Data entries
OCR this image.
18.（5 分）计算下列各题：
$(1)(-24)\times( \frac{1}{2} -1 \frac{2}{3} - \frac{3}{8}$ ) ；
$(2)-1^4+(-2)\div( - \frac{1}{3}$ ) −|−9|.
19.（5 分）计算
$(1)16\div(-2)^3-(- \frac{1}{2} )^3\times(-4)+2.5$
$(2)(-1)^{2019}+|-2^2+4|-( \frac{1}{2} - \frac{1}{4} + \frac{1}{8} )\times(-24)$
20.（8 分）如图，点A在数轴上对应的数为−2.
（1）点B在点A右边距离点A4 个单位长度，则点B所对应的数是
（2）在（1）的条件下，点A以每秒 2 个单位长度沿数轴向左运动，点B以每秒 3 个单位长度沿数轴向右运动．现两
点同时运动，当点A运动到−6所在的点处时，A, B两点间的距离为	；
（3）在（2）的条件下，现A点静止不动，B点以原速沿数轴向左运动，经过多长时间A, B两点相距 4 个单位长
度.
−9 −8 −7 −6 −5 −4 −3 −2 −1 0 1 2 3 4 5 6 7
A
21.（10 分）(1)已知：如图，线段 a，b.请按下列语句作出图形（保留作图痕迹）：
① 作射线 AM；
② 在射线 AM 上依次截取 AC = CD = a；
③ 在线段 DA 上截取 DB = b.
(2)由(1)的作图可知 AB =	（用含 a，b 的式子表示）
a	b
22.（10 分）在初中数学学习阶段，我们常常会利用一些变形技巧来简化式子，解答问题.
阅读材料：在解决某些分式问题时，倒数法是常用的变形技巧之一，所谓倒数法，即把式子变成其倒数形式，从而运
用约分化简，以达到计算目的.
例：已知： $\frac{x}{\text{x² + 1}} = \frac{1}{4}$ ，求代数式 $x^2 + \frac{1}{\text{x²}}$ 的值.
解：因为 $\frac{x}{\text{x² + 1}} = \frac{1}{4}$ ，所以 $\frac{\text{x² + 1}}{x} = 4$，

INSTRUCTION |
All of the material must be reproduced exactly.

EXPECTED OUTPUT |
OCR this image.
18.（5 分）计算下列各题：
$(1)(-24)\times( \frac{1}{2} -1 \frac{2}{3} - \frac{3}{8}$ ) ；
$(2)-1^4+(-2)\div( - \frac{1}{3}$ ) −|−9|.
19.（5 分）计算
$(1)16\div(-2)^3-(- \frac{1}{2} )^3\times(-4)+2.5$
$(2)(-1)^{2019}+|-2^2+4|-( \frac{1}{2} - \frac{1}{4} + \frac{1}{8} )\times(-24)$
20.（8 分）如图，点A在数轴上对应的数为−2.
（1）点B在点A右边距离点A4 个单位长度，则点B所对应的数是
（2）在（1）的条件下，点A以每秒 2 个单位长度沿数轴向左运动，点B以每秒 3 个单位长度沿数轴向右运动．现两
点同时运动，当点A运动到−6所在的点处时，A, B两点间的距离为	；
（3）在（2）的条件下，现A点静止不动，B点以原速沿数轴向左运动，经过多长时间A, B两点相距 4 个单位长
度.
−9 −8 −7 −6 −5 −4 −3 −2 −1 0 1 2 3 4 5 6 7
A
21.（10 分）(1)已知：如图，线段 a，b.请按下列语句作出图形（保留作图痕迹）：
① 作射线 AM；
② 在射线 AM 上依次截取 AC = CD = a；
③ 在线段 DA 上截取 DB = b.
(2)由(1)的作图可知 AB =	（用含 a，b 的式子表示）
a	b
22.（10 分）在初中数学学习阶段，我们常常会利用一些变形技巧来简化式子，解答问题.
阅读材料：在解决某些分式问题时，倒数法是常用的变形技巧之一，所谓倒数法，即把式子变成其倒数形式，从而运
用约分化简，以达到计算目的.
例：已知： $\frac{x}{\text{x² + 1}} = \frac{1}{4}$ ，求代数式 $x^2 + \frac{1}{\text{x²}}$ 的值.
解：因为 $\frac{x}{\text{x² + 1}} = \frac{1}{4}$ ，所以 $\frac{\text{x² + 1}}{x} = 4$，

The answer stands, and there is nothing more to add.